(Required work):
Identify the lines bearing the string "screenshot" and gather them.

....................

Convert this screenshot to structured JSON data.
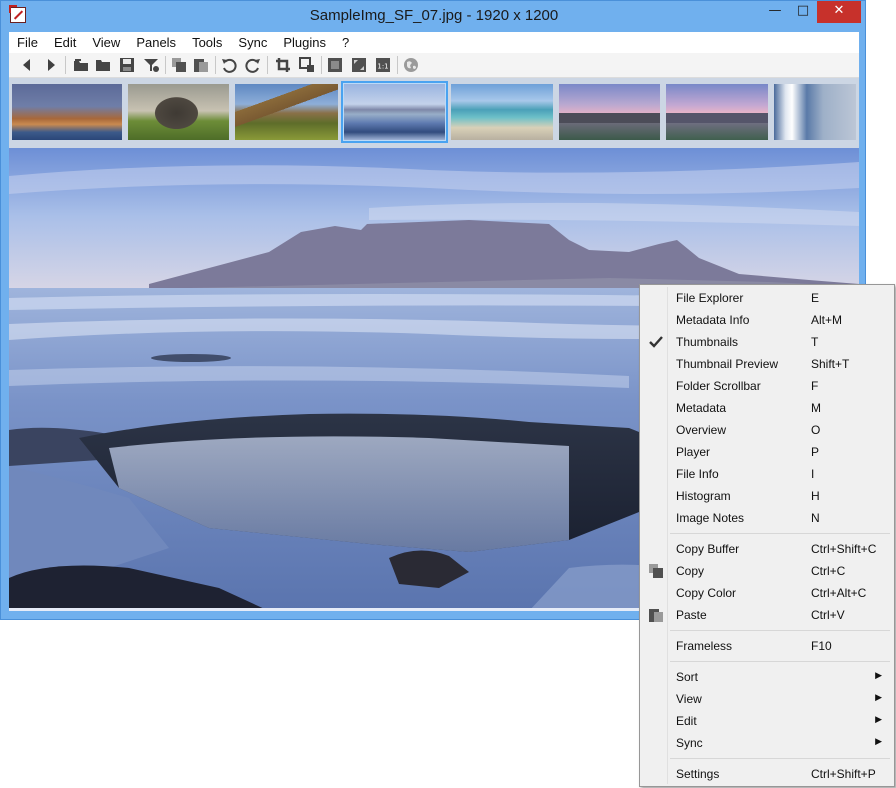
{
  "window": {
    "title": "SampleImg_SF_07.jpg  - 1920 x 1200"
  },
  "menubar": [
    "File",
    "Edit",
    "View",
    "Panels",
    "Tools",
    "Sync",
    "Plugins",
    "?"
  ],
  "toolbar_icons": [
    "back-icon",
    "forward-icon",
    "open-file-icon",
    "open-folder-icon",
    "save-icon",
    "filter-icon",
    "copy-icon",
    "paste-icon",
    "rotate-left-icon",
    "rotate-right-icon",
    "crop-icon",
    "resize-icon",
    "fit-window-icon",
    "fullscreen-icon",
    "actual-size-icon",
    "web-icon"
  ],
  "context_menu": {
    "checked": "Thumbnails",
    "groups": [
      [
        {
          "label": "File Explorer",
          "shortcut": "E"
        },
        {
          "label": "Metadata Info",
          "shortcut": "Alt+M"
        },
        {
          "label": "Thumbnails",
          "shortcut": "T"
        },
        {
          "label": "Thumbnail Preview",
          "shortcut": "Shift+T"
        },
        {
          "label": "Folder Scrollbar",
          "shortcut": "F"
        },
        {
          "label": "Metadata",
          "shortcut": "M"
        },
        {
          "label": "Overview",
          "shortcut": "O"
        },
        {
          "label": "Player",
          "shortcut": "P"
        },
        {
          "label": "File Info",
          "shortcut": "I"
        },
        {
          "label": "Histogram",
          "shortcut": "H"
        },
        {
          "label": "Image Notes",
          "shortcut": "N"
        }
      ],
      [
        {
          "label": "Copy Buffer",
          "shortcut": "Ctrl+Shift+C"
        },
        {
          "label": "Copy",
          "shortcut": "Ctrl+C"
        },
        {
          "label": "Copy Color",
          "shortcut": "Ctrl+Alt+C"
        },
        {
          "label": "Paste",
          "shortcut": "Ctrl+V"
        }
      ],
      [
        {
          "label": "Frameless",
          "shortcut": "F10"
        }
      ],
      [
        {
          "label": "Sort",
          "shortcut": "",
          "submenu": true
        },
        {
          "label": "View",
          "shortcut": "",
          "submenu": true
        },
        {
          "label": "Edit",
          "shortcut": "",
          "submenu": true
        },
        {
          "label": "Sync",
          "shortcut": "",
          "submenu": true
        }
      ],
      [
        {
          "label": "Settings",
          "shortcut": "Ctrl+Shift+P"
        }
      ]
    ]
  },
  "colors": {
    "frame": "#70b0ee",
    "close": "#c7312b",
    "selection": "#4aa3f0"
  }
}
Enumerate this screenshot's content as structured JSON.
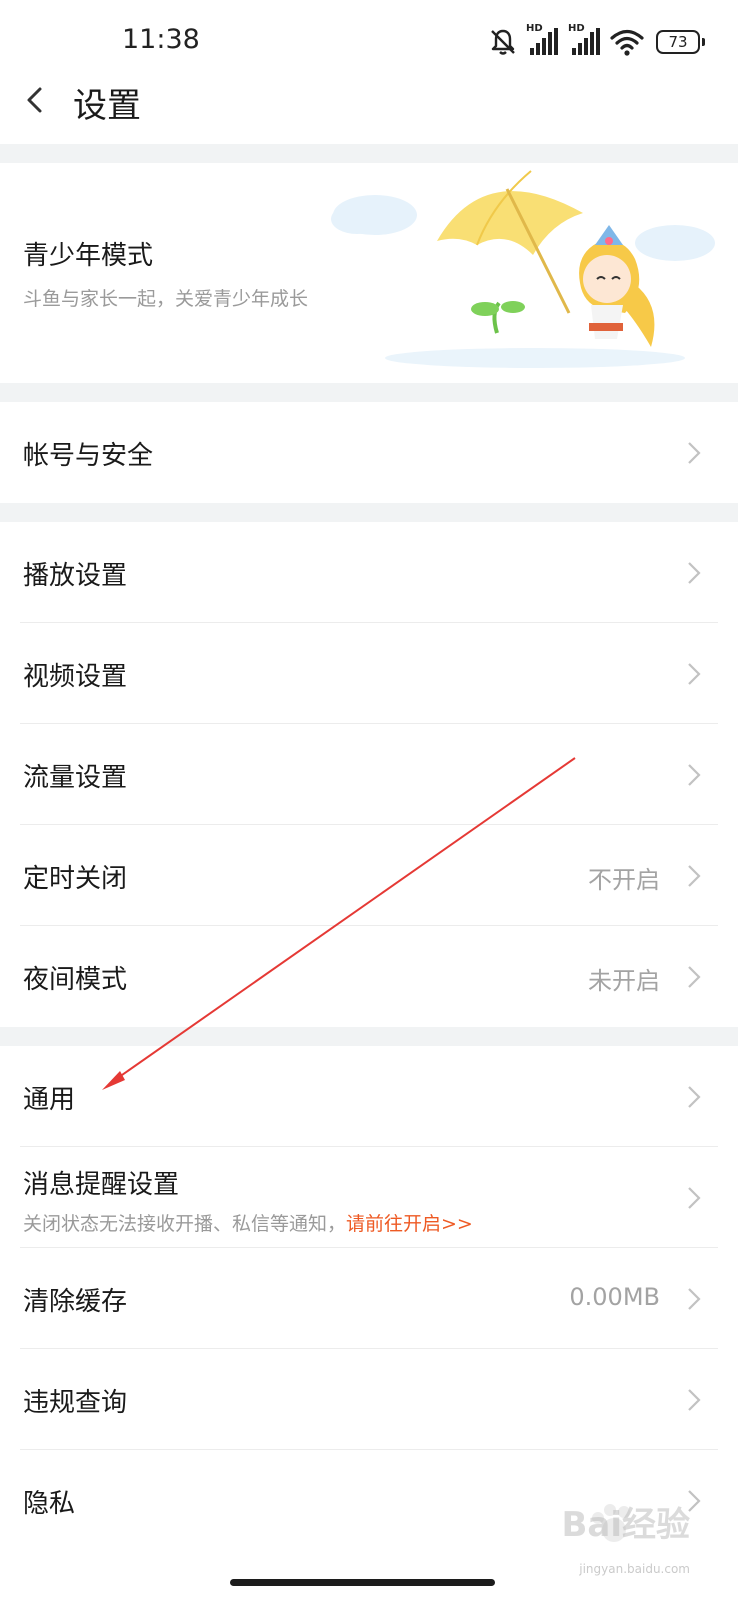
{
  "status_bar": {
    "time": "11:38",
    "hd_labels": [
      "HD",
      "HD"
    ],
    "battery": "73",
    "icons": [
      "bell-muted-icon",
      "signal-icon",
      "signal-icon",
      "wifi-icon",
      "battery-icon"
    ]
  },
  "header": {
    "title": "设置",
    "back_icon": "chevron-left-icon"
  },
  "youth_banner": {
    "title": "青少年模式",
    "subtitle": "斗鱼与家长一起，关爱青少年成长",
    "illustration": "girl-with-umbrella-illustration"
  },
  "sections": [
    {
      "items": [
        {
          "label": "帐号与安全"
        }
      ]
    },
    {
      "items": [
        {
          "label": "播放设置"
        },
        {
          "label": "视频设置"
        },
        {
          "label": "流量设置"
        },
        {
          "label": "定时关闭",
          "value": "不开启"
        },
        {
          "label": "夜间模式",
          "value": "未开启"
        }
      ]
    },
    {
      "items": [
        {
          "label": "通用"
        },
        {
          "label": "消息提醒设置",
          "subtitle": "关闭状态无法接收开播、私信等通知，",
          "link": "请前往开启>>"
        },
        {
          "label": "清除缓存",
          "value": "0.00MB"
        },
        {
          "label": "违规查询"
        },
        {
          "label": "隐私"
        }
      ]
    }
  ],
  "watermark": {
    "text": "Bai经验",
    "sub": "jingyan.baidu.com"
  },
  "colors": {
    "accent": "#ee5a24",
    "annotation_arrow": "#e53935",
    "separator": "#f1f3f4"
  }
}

....................

(Complete answer):
Convert this screenshot to structured JSON data.
Enumerate this screenshot's content as structured JSON.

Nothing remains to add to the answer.